*PROVIDED MATERIAL*
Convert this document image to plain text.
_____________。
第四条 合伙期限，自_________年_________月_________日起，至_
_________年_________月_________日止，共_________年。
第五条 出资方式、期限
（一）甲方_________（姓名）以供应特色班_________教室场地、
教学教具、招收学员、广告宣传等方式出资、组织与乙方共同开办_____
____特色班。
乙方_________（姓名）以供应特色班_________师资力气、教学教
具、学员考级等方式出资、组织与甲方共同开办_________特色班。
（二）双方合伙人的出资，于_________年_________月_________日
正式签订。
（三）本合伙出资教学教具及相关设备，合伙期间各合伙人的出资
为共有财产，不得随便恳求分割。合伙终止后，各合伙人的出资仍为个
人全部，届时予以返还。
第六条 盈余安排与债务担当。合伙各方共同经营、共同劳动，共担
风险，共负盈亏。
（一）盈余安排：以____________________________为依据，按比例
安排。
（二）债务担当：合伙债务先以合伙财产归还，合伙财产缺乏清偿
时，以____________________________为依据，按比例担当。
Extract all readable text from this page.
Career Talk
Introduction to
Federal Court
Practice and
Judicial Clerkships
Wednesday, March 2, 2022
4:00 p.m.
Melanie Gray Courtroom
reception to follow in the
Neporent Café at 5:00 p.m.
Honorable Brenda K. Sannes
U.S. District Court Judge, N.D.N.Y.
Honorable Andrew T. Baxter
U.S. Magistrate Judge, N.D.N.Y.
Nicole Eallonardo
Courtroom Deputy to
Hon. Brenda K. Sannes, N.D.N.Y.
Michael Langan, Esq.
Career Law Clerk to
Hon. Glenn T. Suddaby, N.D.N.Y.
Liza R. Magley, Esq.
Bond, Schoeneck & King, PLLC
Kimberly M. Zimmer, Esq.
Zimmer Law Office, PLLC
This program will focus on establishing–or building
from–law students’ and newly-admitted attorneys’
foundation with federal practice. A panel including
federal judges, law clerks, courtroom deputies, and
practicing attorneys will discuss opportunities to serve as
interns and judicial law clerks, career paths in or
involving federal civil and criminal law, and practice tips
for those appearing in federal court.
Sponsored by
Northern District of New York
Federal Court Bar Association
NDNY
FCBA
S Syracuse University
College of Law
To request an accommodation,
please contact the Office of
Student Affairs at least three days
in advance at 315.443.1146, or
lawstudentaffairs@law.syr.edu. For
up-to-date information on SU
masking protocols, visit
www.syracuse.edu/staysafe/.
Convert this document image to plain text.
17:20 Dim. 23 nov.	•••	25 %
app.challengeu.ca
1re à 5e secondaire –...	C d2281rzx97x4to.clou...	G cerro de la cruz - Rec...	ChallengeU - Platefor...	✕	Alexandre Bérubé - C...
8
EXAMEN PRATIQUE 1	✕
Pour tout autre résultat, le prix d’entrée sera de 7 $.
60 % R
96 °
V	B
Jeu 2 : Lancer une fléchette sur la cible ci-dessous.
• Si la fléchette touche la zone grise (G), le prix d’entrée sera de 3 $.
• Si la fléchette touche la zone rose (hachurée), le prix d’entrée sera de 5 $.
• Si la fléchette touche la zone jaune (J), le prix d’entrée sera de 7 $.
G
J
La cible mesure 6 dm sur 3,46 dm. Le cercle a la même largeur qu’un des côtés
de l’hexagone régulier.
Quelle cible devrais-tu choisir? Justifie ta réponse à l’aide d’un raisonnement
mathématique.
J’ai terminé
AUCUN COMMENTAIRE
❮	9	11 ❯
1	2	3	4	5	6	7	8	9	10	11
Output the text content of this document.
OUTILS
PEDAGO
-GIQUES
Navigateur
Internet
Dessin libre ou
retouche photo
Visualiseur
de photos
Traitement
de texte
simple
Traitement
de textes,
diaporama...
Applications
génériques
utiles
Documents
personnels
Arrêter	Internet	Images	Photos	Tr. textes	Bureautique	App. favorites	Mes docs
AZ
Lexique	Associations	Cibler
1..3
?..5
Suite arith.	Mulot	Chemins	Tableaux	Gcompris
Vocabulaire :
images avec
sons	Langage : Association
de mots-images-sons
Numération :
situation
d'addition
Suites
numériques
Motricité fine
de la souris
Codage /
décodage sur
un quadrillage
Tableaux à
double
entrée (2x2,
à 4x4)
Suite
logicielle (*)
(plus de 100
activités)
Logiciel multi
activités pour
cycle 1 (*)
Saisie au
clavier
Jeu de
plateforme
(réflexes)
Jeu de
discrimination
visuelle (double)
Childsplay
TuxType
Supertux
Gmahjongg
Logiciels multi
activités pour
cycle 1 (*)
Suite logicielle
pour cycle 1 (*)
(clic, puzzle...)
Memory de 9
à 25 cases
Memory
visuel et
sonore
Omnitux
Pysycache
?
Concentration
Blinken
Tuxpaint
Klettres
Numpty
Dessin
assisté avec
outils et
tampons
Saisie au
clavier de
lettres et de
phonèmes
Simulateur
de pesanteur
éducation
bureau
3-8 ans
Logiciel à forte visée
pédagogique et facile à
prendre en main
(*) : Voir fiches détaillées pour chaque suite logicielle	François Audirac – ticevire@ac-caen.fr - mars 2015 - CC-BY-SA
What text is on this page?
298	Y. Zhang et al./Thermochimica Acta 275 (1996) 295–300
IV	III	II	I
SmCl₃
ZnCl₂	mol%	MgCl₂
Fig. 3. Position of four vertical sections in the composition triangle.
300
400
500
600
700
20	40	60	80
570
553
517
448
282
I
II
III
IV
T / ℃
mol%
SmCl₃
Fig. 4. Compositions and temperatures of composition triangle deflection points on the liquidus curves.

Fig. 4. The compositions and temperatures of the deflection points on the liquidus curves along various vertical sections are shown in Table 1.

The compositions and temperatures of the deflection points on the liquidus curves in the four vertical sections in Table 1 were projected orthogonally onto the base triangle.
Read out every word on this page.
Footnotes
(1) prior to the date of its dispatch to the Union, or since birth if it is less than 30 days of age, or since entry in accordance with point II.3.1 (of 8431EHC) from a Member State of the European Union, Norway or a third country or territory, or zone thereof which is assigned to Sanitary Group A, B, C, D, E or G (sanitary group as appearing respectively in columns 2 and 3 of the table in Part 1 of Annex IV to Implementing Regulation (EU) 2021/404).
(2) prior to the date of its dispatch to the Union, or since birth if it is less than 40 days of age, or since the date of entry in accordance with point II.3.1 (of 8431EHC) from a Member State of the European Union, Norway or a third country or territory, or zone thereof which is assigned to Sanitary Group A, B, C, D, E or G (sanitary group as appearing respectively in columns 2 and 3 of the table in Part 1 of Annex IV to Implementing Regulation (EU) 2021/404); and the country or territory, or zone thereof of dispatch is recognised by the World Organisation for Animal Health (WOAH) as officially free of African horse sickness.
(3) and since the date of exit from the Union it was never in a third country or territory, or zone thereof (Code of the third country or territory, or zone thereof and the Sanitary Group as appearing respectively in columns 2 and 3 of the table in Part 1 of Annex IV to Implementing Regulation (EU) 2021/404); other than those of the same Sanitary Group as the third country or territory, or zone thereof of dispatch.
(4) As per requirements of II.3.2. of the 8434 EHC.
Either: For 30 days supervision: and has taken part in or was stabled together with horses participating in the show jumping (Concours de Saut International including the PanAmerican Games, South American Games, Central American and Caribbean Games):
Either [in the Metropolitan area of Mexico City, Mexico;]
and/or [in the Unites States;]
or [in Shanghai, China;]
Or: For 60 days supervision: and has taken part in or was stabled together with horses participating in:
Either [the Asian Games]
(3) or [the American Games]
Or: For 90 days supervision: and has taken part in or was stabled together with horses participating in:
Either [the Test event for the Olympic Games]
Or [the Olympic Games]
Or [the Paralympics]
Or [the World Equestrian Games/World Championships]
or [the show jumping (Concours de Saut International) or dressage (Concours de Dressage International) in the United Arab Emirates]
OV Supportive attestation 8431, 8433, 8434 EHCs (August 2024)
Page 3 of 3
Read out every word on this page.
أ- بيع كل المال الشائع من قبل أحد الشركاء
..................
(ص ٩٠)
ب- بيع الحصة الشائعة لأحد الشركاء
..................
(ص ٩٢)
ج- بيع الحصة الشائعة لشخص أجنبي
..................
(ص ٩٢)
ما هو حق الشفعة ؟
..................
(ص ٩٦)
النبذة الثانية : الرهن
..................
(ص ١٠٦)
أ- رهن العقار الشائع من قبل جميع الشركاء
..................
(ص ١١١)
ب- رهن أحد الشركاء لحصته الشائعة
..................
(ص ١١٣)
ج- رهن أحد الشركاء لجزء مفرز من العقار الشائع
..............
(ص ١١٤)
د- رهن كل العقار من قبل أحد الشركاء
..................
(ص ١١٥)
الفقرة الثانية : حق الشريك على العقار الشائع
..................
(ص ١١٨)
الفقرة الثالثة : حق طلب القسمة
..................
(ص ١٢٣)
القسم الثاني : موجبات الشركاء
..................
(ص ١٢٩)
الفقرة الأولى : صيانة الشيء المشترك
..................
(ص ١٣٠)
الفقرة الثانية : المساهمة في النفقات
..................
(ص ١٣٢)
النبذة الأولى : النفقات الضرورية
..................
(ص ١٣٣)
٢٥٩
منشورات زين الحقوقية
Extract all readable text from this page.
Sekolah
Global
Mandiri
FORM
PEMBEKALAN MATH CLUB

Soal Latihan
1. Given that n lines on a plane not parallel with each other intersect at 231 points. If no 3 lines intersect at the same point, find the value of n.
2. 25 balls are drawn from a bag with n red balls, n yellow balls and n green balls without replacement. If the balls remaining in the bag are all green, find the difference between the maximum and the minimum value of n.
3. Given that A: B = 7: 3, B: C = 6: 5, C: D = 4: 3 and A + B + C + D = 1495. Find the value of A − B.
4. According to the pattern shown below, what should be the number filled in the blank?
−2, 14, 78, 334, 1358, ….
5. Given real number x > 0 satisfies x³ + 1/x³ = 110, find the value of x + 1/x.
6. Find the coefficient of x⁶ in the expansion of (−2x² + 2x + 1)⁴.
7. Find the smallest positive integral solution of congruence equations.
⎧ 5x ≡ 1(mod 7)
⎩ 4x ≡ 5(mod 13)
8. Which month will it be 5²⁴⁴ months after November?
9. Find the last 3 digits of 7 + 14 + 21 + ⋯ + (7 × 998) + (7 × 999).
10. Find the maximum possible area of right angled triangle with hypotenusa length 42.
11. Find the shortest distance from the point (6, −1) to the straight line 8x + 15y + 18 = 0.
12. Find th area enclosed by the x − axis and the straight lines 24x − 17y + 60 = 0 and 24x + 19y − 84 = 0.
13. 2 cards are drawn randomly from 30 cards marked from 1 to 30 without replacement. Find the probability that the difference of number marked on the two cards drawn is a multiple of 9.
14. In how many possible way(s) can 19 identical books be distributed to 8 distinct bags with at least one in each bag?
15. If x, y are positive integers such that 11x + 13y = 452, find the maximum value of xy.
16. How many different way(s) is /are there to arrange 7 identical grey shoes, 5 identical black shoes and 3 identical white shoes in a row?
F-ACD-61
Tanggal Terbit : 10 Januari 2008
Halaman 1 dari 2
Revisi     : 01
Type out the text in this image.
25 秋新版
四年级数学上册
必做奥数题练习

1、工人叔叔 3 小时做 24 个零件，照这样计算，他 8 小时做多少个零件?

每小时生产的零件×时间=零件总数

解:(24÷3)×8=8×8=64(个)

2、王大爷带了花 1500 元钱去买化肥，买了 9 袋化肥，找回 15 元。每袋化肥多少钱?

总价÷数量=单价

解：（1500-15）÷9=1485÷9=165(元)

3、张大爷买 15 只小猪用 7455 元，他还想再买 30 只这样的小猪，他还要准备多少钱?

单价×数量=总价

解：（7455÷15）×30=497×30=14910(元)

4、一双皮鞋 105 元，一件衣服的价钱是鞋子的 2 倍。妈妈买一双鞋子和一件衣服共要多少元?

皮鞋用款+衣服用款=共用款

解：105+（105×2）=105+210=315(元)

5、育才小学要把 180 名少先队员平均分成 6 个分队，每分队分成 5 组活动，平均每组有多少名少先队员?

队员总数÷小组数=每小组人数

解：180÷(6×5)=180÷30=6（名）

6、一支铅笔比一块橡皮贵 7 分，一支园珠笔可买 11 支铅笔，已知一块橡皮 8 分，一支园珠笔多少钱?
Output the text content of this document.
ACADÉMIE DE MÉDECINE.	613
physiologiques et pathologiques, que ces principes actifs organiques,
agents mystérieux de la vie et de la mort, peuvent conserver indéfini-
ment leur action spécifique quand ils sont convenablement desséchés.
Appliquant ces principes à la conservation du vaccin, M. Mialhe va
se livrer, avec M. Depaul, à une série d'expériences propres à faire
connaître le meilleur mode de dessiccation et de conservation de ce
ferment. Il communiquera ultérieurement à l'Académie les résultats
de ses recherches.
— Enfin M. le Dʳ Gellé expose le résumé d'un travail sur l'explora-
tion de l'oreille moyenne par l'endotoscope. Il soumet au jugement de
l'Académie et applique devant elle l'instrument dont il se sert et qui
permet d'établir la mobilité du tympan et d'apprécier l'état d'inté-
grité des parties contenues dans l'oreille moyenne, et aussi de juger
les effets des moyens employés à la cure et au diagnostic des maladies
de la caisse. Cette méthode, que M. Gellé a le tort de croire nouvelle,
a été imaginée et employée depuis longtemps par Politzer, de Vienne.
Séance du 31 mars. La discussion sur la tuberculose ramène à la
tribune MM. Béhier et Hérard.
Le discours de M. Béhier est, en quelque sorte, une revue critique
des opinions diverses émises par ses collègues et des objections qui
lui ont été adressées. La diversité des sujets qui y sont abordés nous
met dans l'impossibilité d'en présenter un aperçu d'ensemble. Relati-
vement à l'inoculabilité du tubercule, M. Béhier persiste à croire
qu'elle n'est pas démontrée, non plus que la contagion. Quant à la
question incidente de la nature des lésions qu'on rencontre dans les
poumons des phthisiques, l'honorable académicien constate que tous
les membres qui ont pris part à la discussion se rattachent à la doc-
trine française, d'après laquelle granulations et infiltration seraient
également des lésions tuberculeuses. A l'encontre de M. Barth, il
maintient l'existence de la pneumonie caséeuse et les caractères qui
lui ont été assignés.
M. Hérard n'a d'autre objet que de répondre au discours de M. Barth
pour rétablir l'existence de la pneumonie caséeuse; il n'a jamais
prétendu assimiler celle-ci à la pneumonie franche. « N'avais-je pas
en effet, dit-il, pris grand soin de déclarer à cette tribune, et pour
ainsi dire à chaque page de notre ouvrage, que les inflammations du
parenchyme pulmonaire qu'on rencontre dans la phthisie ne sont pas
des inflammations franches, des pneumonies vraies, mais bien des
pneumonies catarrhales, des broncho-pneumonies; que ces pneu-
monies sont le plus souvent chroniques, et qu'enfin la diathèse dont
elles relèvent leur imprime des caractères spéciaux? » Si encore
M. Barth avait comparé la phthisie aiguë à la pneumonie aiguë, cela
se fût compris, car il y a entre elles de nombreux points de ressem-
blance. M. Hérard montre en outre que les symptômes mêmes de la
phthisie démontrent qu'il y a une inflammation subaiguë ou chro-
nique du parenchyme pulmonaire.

*AIM OF THE EXERCISE*
Work out how many lines in the records above contain the word "same", and give only that number.

*ANSWER IN FULL*
2